* _Goal of the exercise_
Pick out the lines in the listing below that contain the word "Tarbase" and copy them.
----------------
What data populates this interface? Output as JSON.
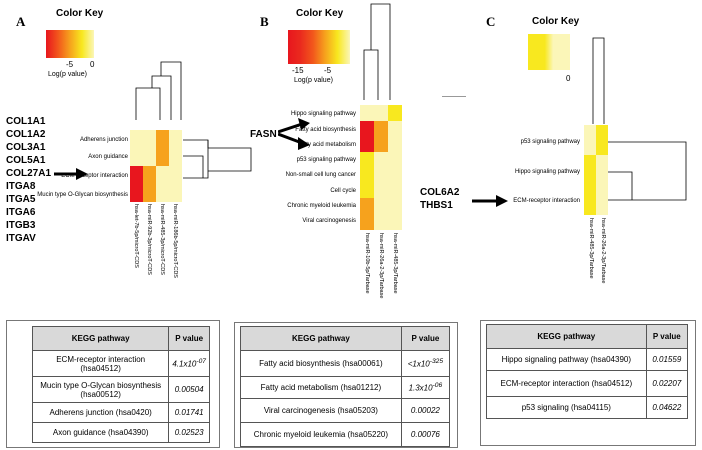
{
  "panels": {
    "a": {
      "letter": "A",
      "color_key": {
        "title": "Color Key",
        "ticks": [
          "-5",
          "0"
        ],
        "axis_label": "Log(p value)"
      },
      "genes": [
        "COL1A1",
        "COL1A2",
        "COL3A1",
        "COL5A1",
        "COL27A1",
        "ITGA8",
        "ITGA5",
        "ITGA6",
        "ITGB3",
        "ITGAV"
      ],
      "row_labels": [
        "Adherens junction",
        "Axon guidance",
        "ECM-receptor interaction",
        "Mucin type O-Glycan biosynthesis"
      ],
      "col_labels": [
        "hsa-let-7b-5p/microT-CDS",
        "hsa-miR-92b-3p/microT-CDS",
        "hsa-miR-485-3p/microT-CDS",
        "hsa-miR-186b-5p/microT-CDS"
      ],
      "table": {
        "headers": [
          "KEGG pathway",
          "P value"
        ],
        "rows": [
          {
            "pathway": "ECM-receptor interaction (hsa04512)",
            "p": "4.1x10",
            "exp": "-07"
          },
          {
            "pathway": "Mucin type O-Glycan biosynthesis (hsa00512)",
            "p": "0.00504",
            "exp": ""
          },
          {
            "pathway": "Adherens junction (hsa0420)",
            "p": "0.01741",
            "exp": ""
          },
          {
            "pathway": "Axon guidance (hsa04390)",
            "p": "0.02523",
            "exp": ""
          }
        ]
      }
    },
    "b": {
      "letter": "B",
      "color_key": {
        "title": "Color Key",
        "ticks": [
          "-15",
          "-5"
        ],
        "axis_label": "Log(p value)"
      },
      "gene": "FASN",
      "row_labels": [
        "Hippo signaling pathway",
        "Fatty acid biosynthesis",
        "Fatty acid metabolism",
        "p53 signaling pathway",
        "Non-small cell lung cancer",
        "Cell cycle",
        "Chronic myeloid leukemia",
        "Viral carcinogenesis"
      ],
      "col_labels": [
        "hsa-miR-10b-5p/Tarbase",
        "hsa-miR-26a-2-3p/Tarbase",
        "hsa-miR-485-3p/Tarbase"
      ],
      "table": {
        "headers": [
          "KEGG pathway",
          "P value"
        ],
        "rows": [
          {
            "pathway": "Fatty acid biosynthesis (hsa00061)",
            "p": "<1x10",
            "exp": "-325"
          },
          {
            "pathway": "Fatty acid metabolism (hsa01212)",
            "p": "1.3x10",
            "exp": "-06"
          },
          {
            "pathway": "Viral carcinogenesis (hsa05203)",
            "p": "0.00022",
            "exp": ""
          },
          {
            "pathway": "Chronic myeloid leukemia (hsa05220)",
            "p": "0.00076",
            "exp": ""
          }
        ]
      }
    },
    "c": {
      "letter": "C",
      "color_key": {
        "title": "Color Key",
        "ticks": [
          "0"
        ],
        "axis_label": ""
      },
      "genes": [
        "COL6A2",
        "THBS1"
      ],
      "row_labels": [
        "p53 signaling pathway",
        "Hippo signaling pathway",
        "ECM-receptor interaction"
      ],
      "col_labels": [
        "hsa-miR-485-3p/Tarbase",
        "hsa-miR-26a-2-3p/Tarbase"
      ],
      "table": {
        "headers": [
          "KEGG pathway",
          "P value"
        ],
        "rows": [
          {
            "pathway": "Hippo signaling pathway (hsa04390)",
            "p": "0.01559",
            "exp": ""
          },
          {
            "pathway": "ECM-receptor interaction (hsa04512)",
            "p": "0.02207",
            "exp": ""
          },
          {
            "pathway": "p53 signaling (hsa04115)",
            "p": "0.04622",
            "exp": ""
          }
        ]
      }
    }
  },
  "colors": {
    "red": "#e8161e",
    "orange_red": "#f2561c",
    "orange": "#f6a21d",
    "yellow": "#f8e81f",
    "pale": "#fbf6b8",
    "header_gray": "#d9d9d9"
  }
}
----------------
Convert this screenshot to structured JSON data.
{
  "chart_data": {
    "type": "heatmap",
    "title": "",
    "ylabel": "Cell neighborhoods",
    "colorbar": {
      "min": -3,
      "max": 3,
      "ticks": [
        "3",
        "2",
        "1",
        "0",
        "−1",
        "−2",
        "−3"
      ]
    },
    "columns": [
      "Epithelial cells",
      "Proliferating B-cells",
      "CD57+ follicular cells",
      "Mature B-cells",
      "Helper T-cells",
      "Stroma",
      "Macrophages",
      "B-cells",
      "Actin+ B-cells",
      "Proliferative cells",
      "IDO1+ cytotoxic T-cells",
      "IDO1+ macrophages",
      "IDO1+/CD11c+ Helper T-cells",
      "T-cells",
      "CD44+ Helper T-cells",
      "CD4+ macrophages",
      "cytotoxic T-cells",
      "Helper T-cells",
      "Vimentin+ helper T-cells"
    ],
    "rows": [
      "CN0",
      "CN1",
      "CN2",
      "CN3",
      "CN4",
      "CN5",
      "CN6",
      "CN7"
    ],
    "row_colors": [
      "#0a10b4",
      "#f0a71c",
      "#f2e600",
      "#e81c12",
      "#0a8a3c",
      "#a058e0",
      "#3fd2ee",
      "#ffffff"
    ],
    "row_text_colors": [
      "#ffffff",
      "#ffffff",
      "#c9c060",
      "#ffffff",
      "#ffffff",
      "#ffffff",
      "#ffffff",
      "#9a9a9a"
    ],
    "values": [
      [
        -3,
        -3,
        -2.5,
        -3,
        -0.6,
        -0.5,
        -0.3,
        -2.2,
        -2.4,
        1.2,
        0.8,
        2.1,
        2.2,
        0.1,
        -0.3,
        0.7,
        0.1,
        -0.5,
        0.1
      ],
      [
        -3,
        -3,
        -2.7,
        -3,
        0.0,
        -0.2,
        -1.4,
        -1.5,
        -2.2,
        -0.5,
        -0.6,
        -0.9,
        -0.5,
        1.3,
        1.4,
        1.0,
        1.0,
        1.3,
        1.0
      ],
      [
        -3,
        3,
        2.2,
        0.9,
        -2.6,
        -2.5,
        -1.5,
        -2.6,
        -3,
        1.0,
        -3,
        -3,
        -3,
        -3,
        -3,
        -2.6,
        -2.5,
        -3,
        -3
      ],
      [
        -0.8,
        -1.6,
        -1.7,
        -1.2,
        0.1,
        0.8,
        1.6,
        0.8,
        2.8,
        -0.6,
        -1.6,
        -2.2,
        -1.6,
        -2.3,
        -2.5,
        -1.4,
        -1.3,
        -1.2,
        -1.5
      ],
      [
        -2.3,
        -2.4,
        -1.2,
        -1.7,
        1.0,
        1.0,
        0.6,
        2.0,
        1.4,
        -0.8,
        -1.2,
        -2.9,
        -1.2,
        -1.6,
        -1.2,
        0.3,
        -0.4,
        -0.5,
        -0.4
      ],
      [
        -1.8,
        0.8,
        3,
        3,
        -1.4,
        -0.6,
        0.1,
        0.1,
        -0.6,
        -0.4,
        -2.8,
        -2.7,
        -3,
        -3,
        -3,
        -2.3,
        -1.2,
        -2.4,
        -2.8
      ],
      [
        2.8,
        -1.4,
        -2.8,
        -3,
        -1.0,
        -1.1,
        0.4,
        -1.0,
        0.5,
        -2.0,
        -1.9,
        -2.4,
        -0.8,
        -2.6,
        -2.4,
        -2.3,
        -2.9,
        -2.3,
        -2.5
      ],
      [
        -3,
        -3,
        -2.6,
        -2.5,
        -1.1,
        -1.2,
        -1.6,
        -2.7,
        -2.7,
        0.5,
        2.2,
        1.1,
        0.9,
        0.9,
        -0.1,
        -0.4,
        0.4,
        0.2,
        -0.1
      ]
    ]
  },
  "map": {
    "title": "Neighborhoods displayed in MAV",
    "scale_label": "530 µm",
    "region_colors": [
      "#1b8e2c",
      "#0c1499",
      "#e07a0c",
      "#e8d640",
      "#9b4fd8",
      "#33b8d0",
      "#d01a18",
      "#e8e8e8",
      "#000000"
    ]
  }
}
----------------
* _Reply_
        "hsa-miR-10b-5p/Tarbase",
        "hsa-miR-26a-2-3p/Tarbase",
        "hsa-miR-485-3p/Tarbase"
        "hsa-miR-485-3p/Tarbase",
        "hsa-miR-26a-2-3p/Tarbase"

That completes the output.